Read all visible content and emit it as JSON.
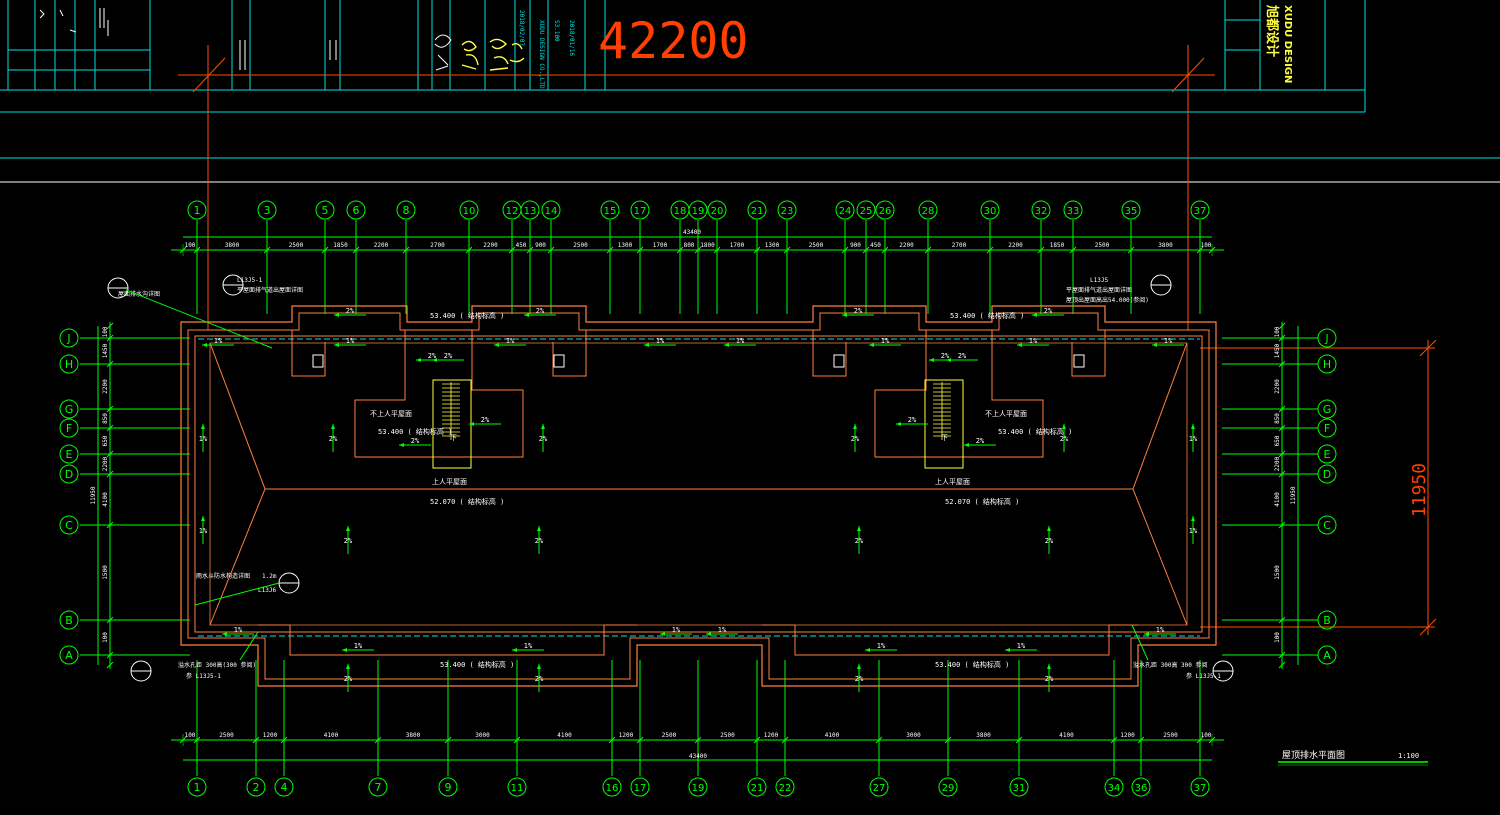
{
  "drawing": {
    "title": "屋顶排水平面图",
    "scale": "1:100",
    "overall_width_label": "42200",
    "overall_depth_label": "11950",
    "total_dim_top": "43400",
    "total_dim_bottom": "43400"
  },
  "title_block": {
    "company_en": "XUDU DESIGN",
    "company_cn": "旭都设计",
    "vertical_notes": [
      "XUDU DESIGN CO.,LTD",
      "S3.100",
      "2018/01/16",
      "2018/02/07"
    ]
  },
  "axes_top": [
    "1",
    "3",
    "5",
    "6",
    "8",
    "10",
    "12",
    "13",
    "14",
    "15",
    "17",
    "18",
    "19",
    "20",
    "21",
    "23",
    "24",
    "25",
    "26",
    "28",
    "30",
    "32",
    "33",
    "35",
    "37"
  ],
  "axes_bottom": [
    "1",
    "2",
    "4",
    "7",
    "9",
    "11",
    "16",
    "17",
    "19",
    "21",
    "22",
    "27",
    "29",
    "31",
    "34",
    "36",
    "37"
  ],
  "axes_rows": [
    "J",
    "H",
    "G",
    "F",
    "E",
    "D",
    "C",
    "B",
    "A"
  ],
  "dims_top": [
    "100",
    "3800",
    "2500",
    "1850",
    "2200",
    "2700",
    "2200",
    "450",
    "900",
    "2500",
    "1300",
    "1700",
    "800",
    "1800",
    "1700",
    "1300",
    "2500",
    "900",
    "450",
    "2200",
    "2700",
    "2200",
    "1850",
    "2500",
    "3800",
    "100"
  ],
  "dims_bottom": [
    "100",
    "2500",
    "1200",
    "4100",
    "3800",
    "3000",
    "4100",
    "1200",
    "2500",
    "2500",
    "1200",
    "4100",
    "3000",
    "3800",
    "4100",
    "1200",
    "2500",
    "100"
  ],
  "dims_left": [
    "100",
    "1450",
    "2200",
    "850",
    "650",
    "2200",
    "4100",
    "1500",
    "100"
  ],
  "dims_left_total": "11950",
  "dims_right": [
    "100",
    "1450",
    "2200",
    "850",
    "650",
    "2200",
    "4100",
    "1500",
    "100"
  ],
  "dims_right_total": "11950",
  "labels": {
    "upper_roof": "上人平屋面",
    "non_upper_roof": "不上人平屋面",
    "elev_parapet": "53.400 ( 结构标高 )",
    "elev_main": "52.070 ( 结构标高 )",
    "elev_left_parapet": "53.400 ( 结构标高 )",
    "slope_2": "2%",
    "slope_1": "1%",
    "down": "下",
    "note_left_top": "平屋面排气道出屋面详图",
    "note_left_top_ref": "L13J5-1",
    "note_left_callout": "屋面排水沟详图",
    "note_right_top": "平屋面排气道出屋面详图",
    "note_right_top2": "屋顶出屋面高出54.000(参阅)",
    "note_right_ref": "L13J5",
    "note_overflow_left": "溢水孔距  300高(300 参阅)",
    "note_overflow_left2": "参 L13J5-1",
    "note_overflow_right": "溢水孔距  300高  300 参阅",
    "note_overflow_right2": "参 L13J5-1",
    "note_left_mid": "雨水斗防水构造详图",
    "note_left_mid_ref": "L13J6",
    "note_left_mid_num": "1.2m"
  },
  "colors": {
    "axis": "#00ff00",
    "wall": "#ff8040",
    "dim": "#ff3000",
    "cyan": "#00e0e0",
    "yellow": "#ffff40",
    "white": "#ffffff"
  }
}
--
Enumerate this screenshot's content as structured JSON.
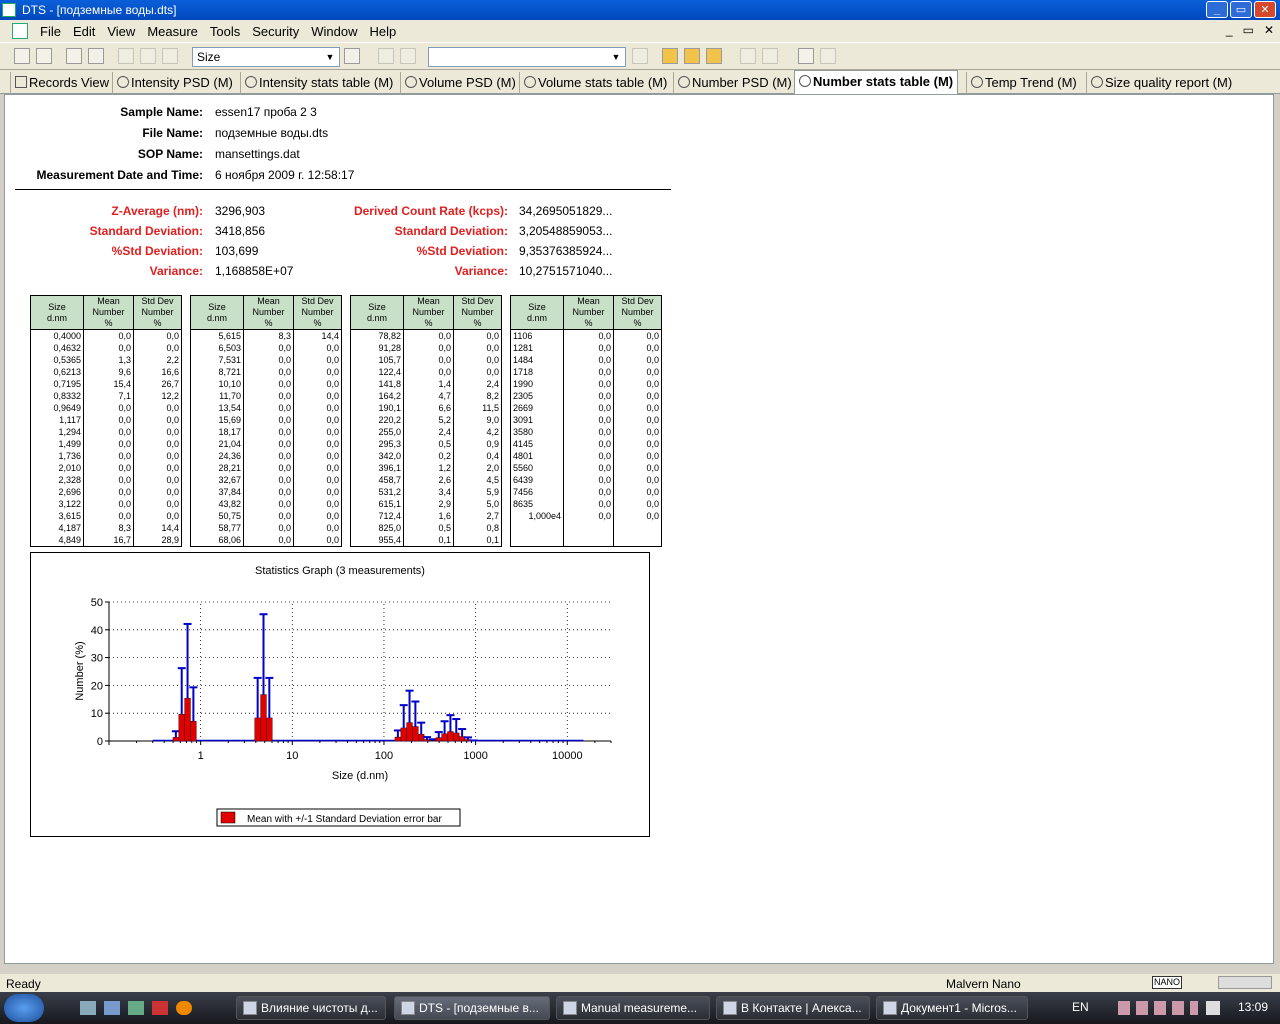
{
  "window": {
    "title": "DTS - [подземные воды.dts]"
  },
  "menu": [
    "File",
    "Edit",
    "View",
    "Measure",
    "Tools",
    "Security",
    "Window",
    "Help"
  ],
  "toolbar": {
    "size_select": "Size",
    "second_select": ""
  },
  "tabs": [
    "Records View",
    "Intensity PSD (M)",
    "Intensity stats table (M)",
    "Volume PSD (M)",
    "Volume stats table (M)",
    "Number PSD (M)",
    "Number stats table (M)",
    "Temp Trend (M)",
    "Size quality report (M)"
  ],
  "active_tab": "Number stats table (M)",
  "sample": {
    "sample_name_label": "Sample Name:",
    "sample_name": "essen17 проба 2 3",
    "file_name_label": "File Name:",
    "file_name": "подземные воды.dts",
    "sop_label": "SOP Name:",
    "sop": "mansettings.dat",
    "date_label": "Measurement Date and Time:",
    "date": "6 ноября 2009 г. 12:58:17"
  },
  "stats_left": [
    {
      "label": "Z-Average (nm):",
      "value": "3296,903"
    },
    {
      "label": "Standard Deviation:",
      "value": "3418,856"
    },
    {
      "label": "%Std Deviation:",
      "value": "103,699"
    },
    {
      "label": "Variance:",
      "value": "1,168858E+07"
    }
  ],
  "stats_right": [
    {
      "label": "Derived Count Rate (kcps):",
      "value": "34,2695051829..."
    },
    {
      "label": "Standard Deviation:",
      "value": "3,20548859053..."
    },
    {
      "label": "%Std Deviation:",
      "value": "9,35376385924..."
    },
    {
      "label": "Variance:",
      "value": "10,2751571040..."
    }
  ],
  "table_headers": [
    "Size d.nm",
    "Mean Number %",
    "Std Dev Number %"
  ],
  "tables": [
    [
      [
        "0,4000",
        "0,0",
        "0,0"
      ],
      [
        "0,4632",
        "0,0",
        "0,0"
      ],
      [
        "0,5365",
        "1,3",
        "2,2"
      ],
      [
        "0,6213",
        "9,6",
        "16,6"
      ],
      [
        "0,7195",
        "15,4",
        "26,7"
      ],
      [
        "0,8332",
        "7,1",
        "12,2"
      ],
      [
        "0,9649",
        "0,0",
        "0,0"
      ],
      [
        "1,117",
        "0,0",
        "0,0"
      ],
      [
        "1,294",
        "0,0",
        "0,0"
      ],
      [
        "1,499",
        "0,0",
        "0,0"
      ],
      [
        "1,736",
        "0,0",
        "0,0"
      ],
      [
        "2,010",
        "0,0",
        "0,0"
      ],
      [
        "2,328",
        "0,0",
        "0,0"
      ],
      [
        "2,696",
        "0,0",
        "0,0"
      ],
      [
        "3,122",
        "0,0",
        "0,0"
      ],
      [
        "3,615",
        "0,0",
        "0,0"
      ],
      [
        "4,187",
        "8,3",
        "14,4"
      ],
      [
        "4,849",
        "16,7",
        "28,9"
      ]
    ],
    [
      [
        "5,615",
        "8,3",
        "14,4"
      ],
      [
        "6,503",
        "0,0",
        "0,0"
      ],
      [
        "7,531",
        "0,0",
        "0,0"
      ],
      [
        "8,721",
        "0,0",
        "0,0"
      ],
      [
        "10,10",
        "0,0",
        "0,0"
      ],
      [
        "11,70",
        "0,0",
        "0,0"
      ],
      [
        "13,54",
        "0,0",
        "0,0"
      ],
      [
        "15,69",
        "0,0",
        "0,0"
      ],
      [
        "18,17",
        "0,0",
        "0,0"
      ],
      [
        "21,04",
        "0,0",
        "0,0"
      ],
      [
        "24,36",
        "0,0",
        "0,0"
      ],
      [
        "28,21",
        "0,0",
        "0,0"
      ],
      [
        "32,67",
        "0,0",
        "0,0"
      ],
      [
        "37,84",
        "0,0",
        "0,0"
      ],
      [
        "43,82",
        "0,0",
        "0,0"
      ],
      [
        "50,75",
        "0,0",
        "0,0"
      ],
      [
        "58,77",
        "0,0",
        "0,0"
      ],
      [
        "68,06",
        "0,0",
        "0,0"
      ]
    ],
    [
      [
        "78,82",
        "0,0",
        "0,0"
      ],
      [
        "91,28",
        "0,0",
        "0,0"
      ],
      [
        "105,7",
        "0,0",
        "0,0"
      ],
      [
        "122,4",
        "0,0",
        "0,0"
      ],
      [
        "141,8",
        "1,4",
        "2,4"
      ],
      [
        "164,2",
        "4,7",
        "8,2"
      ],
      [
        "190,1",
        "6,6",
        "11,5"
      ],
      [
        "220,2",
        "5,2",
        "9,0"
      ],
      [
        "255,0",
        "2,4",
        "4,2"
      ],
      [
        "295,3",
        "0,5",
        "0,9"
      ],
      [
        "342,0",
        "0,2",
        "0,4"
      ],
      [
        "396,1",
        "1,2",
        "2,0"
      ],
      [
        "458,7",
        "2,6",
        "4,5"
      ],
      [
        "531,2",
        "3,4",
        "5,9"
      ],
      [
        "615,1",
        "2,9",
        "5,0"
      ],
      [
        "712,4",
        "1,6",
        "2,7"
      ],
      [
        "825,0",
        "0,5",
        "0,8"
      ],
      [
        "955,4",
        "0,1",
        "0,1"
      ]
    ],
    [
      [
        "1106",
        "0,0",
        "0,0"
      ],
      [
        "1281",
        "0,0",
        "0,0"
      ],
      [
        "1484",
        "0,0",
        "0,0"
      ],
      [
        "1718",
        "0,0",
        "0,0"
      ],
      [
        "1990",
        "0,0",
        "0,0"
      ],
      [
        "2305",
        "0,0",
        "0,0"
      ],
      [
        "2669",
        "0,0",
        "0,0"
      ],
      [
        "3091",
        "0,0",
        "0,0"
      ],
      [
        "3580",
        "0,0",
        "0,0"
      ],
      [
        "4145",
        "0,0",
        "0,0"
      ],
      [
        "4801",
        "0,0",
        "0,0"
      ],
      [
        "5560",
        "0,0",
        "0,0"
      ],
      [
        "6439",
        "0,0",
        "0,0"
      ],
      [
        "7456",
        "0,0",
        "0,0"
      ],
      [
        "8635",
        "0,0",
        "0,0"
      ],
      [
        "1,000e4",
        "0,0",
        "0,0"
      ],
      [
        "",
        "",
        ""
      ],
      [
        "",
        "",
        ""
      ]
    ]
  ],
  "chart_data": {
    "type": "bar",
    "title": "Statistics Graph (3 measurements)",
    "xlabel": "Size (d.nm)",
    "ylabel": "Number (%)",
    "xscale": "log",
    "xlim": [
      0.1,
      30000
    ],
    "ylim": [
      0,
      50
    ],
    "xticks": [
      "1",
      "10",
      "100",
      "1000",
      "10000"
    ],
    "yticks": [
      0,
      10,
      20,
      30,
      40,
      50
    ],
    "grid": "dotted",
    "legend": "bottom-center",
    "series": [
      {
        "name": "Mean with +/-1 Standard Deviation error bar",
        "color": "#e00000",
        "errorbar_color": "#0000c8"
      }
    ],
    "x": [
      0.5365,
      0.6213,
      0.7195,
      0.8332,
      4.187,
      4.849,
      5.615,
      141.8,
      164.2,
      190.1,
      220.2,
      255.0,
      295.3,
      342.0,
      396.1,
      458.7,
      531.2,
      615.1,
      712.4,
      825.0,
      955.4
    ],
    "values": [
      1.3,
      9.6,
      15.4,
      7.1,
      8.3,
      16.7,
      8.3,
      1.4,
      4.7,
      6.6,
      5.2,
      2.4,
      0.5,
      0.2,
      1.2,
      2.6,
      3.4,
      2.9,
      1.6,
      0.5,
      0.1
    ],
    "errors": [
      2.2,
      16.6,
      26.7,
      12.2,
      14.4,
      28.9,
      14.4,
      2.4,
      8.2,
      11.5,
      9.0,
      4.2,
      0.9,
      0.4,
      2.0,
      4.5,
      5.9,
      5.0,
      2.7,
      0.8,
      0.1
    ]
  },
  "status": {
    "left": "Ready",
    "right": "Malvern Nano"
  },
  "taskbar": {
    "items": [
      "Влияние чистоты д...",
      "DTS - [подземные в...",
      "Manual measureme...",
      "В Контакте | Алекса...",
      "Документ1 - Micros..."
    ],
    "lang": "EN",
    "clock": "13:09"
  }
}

_Work to be completed_:
Each line containing the word "XUDU" counts once; say how many such lines there are, giving only the number.

_Result of the exercise_:
2